# Given problem
What follows is a listing. Return every line of it exactly.

[BEGIN Given data]

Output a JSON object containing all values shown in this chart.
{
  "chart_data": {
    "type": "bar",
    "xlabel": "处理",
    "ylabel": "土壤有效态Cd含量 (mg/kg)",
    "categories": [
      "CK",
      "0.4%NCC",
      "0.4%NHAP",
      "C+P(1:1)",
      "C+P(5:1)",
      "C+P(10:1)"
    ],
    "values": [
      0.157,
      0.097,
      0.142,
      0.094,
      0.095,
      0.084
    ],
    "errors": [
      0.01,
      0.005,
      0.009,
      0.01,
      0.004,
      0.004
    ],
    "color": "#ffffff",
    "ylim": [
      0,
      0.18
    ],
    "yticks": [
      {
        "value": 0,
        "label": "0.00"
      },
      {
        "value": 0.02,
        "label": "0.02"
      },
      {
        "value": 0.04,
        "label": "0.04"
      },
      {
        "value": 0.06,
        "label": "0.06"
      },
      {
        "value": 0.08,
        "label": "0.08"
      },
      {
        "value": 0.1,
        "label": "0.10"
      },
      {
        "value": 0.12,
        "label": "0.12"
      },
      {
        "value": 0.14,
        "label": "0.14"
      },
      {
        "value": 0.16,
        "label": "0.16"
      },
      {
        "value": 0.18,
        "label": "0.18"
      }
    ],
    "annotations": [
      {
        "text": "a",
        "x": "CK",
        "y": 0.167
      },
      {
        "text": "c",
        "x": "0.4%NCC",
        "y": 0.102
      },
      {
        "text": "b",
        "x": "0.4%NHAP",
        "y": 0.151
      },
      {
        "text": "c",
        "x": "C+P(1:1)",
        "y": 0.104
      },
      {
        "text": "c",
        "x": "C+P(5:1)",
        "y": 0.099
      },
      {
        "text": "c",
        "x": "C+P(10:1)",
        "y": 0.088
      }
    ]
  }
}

[END Given data]

# Task solution
Output a JSON object containing all values shown in this chart.
{
  "chart_data": {
    "type": "bar",
    "xlabel": "处理",
    "ylabel": "土壤有效态Cd含量 (mg/kg)",
    "categories": [
      "CK",
      "0.4%NCC",
      "0.4%NHAP",
      "C+P(1:1)",
      "C+P(5:1)",
      "C+P(10:1)"
    ],
    "values": [
      0.157,
      0.097,
      0.142,
      0.094,
      0.095,
      0.084
    ],
    "errors": [
      0.01,
      0.005,
      0.009,
      0.01,
      0.004,
      0.004
    ],
    "color": "#ffffff",
    "ylim": [
      0,
      0.18
    ],
    "yticks": [
      {
        "value": 0,
        "label": "0.00"
      },
      {
        "value": 0.02,
        "label": "0.02"
      },
      {
        "value": 0.04,
        "label": "0.04"
      },
      {
        "value": 0.06,
        "label": "0.06"
      },
      {
        "value": 0.08,
        "label": "0.08"
      },
      {
        "value": 0.1,
        "label": "0.10"
      },
      {
        "value": 0.12,
        "label": "0.12"
      },
      {
        "value": 0.14,
        "label": "0.14"
      },
      {
        "value": 0.16,
        "label": "0.16"
      },
      {
        "value": 0.18,
        "label": "0.18"
      }
    ],
    "annotations": [
      {
        "text": "a",
        "x": "CK",
        "y": 0.167
      },
      {
        "text": "c",
        "x": "0.4%NCC",
        "y": 0.102
      },
      {
        "text": "b",
        "x": "0.4%NHAP",
        "y": 0.151
      },
      {
        "text": "c",
        "x": "C+P(1:1)",
        "y": 0.104
      },
      {
        "text": "c",
        "x": "C+P(5:1)",
        "y": 0.099
      },
      {
        "text": "c",
        "x": "C+P(10:1)",
        "y": 0.088
      }
    ]
  }
}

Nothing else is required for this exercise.